**Available records**
----------------

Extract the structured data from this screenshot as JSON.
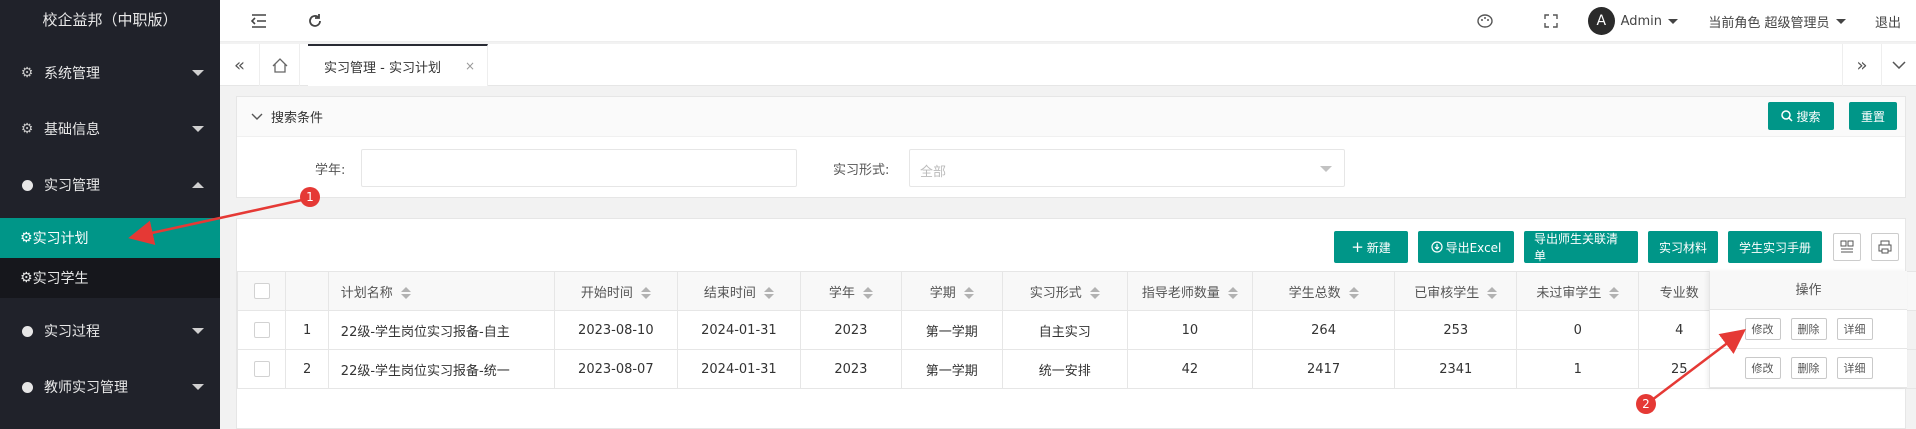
{
  "app": {
    "title": "校企益邦（中职版）"
  },
  "sidebar": {
    "items": [
      {
        "label": "系统管理"
      },
      {
        "label": "基础信息"
      },
      {
        "label": "实习管理"
      },
      {
        "label": "实习计划"
      },
      {
        "label": "实习学生"
      },
      {
        "label": "实习过程"
      },
      {
        "label": "教师实习管理"
      }
    ]
  },
  "header": {
    "avatar_letter": "A",
    "user": "Admin",
    "role": "当前角色 超级管理员",
    "logout": "退出"
  },
  "tabs": {
    "active": "实习管理 - 实习计划",
    "close": "×"
  },
  "search": {
    "title": "搜索条件",
    "search_btn": "搜索",
    "reset_btn": "重置",
    "year_label": "学年:",
    "year_value": "",
    "form_label": "实习形式:",
    "form_placeholder": "全部"
  },
  "toolbar": {
    "new_btn": "新建",
    "export_excel": "导出Excel",
    "export_list": "导出师生关联清单",
    "materials": "实习材料",
    "handbook": "学生实习手册"
  },
  "table": {
    "headers": [
      "计划名称",
      "开始时间",
      "结束时间",
      "学年",
      "学期",
      "实习形式",
      "指导老师数量",
      "学生总数",
      "已审核学生",
      "未过审学生",
      "专业数",
      "操作"
    ],
    "rows": [
      {
        "idx": "1",
        "name": "22级-学生岗位实习报备-自主",
        "start": "2023-08-10",
        "end": "2024-01-31",
        "year": "2023",
        "term": "第一学期",
        "form": "自主实习",
        "teachers": "10",
        "students": "264",
        "approved": "253",
        "failed": "0",
        "majors": "4"
      },
      {
        "idx": "2",
        "name": "22级-学生岗位实习报备-统一",
        "start": "2023-08-07",
        "end": "2024-01-31",
        "year": "2023",
        "term": "第一学期",
        "form": "统一安排",
        "teachers": "42",
        "students": "2417",
        "approved": "2341",
        "failed": "1",
        "majors": "25"
      }
    ],
    "actions": {
      "edit": "修改",
      "delete": "删除",
      "detail": "详细"
    }
  },
  "annotations": {
    "a1": "1",
    "a2": "2"
  },
  "colors": {
    "accent": "#009688",
    "sidebar": "#20222a",
    "annotation": "#e53935"
  }
}
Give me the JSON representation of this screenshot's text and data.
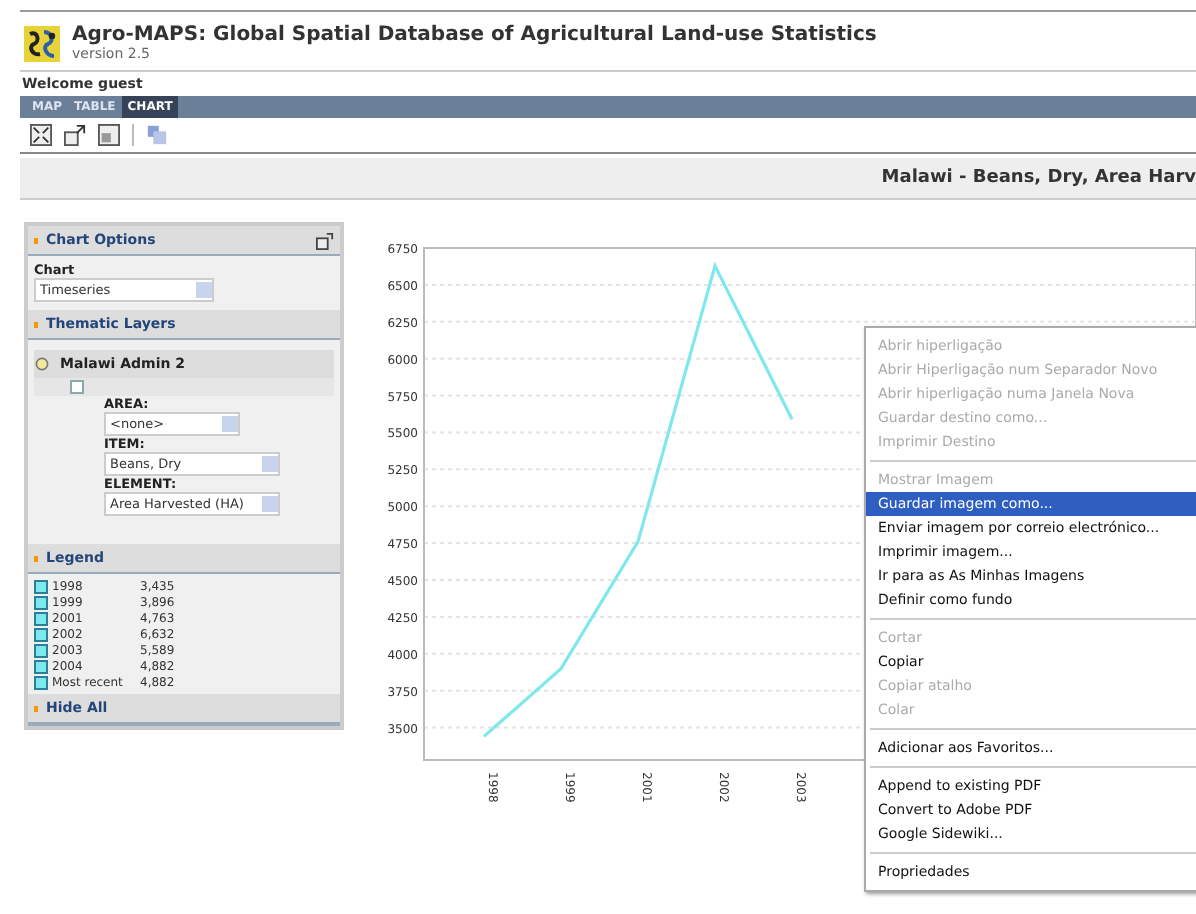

----------------

**Set exercise**
Would you set down the listing exactly, omitting pictures?

**Response below**
Extract the structured data from this screenshot as JSON.
{
  "app": {
    "title": "校企益邦（中职版）"
  },
  "sidebar": {
    "items": [
      {
        "label": "系统管理"
      },
      {
        "label": "基础信息"
      },
      {
        "label": "实习管理"
      },
      {
        "label": "实习计划"
      },
      {
        "label": "实习学生"
      },
      {
        "label": "实习过程"
      },
      {
        "label": "教师实习管理"
      }
    ]
  },
  "header": {
    "avatar_letter": "A",
    "user": "Admin",
    "role": "当前角色 超级管理员",
    "logout": "退出"
  },
  "tabs": {
    "active": "实习管理 - 实习计划",
    "close": "×"
  },
  "search": {
    "title": "搜索条件",
    "search_btn": "搜索",
    "reset_btn": "重置",
    "year_label": "学年:",
    "year_value": "",
    "form_label": "实习形式:",
    "form_placeholder": "全部"
  },
  "toolbar": {
    "new_btn": "新建",
    "export_excel": "导出Excel",
    "export_list": "导出师生关联清单",
    "materials": "实习材料",
    "handbook": "学生实习手册"
  },
  "table": {
    "headers": [
      "计划名称",
      "开始时间",
      "结束时间",
      "学年",
      "学期",
      "实习形式",
      "指导老师数量",
      "学生总数",
      "已审核学生",
      "未过审学生",
      "专业数",
      "操作"
    ],
    "rows": [
      {
        "idx": "1",
        "name": "22级-学生岗位实习报备-自主",
        "start": "2023-08-10",
        "end": "2024-01-31",
        "year": "2023",
        "term": "第一学期",
        "form": "自主实习",
        "teachers": "10",
        "students": "264",
        "approved": "253",
        "failed": "0",
        "majors": "4"
      },
      {
        "idx": "2",
        "name": "22级-学生岗位实习报备-统一",
        "start": "2023-08-07",
        "end": "2024-01-31",
        "year": "2023",
        "term": "第一学期",
        "form": "统一安排",
        "teachers": "42",
        "students": "2417",
        "approved": "2341",
        "failed": "1",
        "majors": "25"
      }
    ],
    "actions": {
      "edit": "修改",
      "delete": "删除",
      "detail": "详细"
    }
  },
  "annotations": {
    "a1": "1",
    "a2": "2"
  },
  "colors": {
    "accent": "#009688",
    "sidebar": "#20222a",
    "annotation": "#e53935"
  }
}
Give me the JSON representation of this screenshot's text and data.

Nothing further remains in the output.